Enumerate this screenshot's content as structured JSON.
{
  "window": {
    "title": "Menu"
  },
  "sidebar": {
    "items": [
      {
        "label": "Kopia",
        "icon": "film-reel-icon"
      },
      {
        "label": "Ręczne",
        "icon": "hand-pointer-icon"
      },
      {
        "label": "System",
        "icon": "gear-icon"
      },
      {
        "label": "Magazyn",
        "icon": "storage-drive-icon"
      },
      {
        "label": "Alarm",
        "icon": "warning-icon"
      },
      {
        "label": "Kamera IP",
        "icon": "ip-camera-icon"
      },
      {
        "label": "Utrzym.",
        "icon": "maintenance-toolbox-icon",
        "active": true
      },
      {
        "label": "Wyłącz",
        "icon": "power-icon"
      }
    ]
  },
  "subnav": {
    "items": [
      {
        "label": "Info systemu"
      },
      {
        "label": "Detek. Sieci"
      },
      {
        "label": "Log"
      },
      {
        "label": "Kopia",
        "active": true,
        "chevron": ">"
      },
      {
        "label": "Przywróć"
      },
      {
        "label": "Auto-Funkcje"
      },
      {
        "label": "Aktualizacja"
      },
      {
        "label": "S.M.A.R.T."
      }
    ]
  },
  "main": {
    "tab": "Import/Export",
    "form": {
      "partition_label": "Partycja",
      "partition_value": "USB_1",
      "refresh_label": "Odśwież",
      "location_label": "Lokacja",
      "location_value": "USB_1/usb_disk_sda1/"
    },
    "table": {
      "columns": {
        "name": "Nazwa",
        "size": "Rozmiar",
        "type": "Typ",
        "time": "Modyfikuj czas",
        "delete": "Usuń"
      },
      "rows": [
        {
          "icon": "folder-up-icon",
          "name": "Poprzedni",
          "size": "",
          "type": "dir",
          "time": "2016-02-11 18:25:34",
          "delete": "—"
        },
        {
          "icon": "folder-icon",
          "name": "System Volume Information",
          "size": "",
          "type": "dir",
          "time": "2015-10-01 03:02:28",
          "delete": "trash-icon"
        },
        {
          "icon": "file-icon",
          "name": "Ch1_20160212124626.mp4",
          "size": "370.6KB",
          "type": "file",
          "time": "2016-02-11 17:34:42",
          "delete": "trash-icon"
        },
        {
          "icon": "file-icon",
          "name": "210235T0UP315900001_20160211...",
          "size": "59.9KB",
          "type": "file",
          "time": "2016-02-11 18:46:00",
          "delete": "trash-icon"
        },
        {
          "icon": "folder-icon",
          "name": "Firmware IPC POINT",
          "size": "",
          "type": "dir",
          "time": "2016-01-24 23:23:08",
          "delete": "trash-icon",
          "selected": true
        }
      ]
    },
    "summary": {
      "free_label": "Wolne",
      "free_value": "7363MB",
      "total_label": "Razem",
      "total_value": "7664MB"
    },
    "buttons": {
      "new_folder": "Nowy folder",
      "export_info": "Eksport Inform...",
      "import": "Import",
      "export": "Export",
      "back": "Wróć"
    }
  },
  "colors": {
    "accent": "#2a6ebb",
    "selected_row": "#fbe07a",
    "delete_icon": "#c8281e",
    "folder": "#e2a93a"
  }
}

══════════════════════════════

Reproduce the entries above exactly.

Enumerate this screenshot's content as structured JSON.
{
  "window": {
    "title": "Menu"
  },
  "sidebar": {
    "items": [
      {
        "label": "Kopia",
        "icon": "film-reel-icon"
      },
      {
        "label": "Ręczne",
        "icon": "hand-pointer-icon"
      },
      {
        "label": "System",
        "icon": "gear-icon"
      },
      {
        "label": "Magazyn",
        "icon": "storage-drive-icon"
      },
      {
        "label": "Alarm",
        "icon": "warning-icon"
      },
      {
        "label": "Kamera IP",
        "icon": "ip-camera-icon"
      },
      {
        "label": "Utrzym.",
        "icon": "maintenance-toolbox-icon",
        "active": true
      },
      {
        "label": "Wyłącz",
        "icon": "power-icon"
      }
    ]
  },
  "subnav": {
    "items": [
      {
        "label": "Info systemu"
      },
      {
        "label": "Detek. Sieci"
      },
      {
        "label": "Log"
      },
      {
        "label": "Kopia",
        "active": true,
        "chevron": ">"
      },
      {
        "label": "Przywróć"
      },
      {
        "label": "Auto-Funkcje"
      },
      {
        "label": "Aktualizacja"
      },
      {
        "label": "S.M.A.R.T."
      }
    ]
  },
  "main": {
    "tab": "Import/Export",
    "form": {
      "partition_label": "Partycja",
      "partition_value": "USB_1",
      "refresh_label": "Odśwież",
      "location_label": "Lokacja",
      "location_value": "USB_1/usb_disk_sda1/"
    },
    "table": {
      "columns": {
        "name": "Nazwa",
        "size": "Rozmiar",
        "type": "Typ",
        "time": "Modyfikuj czas",
        "delete": "Usuń"
      },
      "rows": [
        {
          "icon": "folder-up-icon",
          "name": "Poprzedni",
          "size": "",
          "type": "dir",
          "time": "2016-02-11 18:25:34",
          "delete": "—"
        },
        {
          "icon": "folder-icon",
          "name": "System Volume Information",
          "size": "",
          "type": "dir",
          "time": "2015-10-01 03:02:28",
          "delete": "trash-icon"
        },
        {
          "icon": "file-icon",
          "name": "Ch1_20160212124626.mp4",
          "size": "370.6KB",
          "type": "file",
          "time": "2016-02-11 17:34:42",
          "delete": "trash-icon"
        },
        {
          "icon": "file-icon",
          "name": "210235T0UP315900001_20160211...",
          "size": "59.9KB",
          "type": "file",
          "time": "2016-02-11 18:46:00",
          "delete": "trash-icon"
        },
        {
          "icon": "folder-icon",
          "name": "Firmware IPC POINT",
          "size": "",
          "type": "dir",
          "time": "2016-01-24 23:23:08",
          "delete": "trash-icon",
          "selected": true
        }
      ]
    },
    "summary": {
      "free_label": "Wolne",
      "free_value": "7363MB",
      "total_label": "Razem",
      "total_value": "7664MB"
    },
    "buttons": {
      "new_folder": "Nowy folder",
      "export_info": "Eksport Inform...",
      "import": "Import",
      "export": "Export",
      "back": "Wróć"
    }
  },
  "colors": {
    "accent": "#2a6ebb",
    "selected_row": "#fbe07a",
    "delete_icon": "#c8281e",
    "folder": "#e2a93a"
  }
}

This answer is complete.